[Start of section]

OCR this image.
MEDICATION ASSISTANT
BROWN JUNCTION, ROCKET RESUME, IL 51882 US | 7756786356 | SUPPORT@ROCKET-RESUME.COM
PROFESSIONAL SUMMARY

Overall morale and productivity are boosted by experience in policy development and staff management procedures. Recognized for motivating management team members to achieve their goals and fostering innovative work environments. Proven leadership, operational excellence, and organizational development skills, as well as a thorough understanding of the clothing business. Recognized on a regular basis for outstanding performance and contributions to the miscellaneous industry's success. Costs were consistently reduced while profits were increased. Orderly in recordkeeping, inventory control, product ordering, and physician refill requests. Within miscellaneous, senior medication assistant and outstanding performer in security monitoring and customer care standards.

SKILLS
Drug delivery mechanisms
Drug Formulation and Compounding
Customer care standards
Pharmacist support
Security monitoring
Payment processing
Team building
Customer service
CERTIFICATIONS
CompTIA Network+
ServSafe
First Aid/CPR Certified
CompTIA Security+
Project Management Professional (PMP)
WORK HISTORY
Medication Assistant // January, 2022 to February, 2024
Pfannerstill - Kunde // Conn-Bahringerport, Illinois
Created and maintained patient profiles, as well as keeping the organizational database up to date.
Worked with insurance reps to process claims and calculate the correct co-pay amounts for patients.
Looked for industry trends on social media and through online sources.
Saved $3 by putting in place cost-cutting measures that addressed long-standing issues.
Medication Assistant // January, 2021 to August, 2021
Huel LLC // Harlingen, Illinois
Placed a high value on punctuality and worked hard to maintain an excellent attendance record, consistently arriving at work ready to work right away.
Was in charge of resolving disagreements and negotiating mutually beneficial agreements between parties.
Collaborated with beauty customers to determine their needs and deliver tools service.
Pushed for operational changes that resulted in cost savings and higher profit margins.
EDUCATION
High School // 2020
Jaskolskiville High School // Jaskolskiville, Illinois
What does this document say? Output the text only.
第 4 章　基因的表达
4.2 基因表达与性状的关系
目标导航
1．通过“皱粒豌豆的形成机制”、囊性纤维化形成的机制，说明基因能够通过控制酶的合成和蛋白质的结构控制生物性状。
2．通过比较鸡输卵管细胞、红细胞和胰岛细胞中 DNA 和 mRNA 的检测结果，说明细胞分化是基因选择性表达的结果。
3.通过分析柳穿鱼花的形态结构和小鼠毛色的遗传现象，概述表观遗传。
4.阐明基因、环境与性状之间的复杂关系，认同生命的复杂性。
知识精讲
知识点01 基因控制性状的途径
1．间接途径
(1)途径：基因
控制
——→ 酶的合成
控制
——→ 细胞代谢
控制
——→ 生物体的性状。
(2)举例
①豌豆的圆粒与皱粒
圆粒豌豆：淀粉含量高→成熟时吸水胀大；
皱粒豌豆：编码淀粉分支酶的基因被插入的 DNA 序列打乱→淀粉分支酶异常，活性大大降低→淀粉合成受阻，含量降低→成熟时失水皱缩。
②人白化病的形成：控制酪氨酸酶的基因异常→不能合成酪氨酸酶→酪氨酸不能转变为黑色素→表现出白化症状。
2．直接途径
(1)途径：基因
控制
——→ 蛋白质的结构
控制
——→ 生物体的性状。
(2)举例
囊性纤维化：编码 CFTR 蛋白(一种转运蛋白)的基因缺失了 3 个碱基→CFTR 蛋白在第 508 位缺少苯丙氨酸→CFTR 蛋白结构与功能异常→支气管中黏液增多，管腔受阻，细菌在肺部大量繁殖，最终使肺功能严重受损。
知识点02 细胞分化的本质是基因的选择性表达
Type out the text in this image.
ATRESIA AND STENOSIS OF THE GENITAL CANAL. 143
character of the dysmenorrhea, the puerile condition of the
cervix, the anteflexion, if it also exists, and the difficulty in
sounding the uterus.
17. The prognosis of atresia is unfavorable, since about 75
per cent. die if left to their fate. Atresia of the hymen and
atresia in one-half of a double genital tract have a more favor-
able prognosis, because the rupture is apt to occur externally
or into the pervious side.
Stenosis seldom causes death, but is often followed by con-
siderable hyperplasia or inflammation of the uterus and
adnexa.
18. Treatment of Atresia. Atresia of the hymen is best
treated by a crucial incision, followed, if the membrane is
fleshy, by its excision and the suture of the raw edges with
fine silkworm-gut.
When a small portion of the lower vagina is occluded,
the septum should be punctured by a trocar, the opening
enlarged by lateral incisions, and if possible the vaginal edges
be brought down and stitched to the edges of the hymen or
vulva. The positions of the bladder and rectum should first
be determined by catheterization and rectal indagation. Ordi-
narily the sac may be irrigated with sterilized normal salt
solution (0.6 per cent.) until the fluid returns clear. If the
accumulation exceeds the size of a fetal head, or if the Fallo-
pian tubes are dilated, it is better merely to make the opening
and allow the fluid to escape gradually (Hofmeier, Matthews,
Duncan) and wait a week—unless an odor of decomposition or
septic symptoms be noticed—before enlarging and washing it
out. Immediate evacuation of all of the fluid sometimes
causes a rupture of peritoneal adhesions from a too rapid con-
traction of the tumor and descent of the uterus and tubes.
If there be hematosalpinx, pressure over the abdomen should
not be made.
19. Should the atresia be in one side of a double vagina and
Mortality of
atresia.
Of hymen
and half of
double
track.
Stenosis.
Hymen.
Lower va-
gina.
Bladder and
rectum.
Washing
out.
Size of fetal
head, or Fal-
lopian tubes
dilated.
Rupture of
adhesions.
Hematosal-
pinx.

[End of section]

Your objective: Lines with "dilated": copy every one of them from the listing above.

Exercise output:
pian tubes are dilated, it is better merely to make the opening
dilated.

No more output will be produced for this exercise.